[Collection entries]
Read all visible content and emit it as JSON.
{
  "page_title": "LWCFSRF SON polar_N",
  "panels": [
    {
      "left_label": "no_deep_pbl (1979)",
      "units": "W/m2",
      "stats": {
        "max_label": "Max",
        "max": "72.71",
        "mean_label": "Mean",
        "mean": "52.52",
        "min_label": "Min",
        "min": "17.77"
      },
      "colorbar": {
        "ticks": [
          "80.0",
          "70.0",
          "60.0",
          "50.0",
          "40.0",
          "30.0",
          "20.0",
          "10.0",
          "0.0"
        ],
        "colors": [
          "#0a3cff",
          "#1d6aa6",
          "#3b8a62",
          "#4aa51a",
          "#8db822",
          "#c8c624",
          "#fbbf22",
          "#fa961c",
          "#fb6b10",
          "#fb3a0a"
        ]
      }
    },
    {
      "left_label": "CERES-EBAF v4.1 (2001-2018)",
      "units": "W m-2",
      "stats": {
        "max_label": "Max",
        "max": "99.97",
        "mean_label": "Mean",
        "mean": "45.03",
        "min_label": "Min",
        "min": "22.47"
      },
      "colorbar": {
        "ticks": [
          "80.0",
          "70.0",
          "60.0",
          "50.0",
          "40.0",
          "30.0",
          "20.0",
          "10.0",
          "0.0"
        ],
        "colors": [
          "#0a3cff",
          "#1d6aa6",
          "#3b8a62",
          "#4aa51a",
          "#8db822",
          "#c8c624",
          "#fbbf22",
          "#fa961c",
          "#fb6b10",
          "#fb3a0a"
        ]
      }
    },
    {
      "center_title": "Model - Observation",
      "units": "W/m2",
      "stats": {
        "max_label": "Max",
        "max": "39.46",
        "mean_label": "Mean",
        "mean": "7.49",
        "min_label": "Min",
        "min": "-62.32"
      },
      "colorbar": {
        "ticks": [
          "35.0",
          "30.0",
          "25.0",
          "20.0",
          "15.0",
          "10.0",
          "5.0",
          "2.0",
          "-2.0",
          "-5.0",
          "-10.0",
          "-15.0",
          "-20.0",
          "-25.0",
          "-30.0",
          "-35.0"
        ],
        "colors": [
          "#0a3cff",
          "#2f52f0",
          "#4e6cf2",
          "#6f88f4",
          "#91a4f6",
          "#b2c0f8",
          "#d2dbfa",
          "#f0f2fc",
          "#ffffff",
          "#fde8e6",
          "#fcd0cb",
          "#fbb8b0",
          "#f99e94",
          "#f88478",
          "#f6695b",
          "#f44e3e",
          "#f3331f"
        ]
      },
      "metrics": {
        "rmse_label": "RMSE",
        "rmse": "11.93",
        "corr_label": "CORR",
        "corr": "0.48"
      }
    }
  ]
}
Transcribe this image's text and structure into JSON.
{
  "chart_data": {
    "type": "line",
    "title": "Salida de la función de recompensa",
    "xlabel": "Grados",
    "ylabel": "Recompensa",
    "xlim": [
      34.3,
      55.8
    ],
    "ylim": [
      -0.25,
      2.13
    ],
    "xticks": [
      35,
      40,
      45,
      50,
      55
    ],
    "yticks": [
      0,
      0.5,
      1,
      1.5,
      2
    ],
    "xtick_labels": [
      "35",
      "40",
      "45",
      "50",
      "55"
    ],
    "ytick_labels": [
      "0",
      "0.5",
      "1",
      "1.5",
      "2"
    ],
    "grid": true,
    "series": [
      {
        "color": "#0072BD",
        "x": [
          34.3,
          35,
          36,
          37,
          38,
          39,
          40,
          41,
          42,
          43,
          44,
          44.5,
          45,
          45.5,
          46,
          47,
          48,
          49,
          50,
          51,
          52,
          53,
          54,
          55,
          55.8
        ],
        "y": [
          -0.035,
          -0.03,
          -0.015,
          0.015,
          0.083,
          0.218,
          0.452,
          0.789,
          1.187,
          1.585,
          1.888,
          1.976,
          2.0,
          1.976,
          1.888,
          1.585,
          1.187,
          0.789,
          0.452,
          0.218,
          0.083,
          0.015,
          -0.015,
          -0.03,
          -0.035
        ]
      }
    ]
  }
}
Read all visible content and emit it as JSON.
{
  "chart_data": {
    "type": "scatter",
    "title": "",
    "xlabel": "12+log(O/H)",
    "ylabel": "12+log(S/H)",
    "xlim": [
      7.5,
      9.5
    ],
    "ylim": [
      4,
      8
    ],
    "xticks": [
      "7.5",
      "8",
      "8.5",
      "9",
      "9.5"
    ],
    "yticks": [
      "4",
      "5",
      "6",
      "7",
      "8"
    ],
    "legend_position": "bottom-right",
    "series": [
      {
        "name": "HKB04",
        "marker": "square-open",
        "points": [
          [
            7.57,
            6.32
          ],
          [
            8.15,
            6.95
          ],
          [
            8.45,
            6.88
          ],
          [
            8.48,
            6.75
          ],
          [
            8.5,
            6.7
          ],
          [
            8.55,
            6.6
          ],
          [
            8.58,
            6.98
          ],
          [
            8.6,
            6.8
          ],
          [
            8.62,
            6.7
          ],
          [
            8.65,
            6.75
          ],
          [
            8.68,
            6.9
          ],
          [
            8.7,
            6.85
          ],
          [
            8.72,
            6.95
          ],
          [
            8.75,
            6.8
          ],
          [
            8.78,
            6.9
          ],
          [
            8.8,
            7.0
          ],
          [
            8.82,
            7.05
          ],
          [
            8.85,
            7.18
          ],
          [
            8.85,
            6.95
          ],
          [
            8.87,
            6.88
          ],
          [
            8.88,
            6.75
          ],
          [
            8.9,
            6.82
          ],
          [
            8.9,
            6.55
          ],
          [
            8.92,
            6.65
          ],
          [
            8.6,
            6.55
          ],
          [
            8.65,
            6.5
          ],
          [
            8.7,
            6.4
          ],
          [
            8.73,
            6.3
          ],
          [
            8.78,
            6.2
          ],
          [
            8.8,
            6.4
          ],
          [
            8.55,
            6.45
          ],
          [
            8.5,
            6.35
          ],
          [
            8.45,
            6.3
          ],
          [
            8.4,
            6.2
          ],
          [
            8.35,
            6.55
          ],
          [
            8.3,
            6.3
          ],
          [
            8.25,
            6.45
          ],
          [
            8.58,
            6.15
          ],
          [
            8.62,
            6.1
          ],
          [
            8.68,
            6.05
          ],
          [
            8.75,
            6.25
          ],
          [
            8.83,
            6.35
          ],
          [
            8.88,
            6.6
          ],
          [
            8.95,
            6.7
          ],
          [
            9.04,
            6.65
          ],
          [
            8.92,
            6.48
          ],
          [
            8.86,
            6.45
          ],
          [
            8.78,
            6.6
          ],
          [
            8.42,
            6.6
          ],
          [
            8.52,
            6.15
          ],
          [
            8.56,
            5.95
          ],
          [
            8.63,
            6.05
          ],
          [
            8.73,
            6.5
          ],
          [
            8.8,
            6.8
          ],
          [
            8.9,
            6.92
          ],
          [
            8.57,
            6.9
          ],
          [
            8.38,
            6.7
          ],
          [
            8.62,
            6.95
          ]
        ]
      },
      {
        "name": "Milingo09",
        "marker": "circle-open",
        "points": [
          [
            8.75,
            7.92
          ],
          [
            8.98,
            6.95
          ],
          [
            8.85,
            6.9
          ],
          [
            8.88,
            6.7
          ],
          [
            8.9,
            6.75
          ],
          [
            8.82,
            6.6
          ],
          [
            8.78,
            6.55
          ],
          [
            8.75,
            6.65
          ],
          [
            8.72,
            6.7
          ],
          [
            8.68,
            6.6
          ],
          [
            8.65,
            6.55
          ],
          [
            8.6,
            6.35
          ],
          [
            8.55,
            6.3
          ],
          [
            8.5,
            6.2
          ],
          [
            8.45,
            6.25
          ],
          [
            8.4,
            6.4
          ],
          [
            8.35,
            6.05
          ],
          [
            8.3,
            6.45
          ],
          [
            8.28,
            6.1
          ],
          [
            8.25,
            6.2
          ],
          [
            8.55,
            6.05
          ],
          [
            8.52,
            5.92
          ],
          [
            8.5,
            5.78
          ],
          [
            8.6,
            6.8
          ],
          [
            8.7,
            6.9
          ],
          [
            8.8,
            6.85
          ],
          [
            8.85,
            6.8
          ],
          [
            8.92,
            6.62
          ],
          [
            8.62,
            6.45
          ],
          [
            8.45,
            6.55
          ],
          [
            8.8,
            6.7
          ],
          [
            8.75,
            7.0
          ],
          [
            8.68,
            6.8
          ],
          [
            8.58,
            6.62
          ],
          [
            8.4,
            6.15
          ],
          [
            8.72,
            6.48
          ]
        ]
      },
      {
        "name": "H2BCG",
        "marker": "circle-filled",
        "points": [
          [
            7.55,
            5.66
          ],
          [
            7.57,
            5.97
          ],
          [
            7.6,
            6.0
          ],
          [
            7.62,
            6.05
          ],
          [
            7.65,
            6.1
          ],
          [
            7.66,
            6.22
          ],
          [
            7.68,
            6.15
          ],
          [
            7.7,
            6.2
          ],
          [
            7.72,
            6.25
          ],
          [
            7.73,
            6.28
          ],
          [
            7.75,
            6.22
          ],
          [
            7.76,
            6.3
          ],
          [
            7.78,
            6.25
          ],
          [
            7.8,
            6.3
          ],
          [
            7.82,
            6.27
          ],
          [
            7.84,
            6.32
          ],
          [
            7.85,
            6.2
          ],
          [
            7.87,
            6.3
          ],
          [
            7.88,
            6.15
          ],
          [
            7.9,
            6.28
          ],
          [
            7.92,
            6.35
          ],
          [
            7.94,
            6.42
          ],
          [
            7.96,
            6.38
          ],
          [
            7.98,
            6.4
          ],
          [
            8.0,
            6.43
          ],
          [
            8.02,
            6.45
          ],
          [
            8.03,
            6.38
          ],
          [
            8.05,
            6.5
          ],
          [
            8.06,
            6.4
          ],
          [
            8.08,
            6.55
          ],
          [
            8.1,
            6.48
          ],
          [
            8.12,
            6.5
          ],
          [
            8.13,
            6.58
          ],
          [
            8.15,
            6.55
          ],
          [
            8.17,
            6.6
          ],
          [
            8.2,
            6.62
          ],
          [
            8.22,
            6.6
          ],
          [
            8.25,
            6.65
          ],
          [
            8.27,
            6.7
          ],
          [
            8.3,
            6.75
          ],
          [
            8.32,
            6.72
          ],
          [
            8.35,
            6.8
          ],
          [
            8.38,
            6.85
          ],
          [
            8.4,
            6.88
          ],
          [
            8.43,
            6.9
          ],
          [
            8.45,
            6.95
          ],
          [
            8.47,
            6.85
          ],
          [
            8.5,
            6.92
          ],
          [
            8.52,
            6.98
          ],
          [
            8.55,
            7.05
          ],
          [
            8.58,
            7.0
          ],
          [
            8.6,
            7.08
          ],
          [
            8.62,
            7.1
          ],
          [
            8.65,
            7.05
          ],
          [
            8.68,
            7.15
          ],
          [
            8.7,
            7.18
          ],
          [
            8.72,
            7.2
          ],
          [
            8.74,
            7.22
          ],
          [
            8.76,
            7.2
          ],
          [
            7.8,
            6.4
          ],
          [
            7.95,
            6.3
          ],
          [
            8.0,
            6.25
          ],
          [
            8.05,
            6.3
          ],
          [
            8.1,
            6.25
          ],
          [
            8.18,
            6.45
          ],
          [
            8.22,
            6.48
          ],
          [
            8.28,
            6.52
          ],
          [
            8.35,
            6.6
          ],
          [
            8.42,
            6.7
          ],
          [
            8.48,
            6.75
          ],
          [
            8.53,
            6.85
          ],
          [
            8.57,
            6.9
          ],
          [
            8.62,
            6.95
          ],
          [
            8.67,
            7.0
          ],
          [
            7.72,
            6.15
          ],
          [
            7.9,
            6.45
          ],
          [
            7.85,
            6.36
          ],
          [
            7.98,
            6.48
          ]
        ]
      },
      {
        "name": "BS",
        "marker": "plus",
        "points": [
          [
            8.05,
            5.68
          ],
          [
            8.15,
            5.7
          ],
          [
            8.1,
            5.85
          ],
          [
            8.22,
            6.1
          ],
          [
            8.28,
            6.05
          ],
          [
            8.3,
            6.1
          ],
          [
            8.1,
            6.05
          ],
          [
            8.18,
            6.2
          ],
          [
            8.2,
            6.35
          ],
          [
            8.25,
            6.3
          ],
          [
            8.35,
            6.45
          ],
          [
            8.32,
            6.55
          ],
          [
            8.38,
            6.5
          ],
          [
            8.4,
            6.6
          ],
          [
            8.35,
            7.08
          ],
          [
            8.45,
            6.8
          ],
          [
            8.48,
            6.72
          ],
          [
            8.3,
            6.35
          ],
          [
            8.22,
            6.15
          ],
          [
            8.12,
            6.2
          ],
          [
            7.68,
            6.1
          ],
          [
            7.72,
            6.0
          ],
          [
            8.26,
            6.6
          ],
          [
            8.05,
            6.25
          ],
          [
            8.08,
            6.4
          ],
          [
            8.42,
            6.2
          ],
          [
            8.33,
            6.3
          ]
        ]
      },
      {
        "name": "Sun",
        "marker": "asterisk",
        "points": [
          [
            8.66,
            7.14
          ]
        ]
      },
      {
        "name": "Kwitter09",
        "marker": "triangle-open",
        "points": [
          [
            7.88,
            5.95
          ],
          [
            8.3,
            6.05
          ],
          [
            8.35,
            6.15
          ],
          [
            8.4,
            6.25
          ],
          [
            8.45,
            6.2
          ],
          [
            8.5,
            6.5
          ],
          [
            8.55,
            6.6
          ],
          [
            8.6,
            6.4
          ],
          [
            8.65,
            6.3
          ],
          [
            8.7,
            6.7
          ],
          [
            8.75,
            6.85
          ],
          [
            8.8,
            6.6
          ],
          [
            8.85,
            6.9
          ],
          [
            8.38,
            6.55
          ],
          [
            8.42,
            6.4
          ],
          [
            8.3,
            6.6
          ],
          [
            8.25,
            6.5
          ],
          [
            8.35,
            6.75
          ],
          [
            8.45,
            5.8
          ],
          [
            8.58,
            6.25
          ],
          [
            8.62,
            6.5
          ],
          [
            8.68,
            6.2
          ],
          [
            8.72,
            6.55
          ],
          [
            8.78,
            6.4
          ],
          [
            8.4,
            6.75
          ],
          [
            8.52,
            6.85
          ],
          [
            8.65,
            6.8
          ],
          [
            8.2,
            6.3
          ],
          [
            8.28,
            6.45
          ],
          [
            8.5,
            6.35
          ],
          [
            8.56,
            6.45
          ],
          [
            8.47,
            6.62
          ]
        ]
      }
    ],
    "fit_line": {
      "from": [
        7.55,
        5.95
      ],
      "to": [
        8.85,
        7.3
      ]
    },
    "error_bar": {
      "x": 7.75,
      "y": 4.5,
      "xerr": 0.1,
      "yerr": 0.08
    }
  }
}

*Exercise instructions:* Collect the complete line wherever the string "marker" appears in the records.

*Written solution:*
        "marker": "square-open",
        "marker": "circle-open",
        "marker": "circle-filled",
        "marker": "plus",
        "marker": "asterisk",
        "marker": "triangle-open",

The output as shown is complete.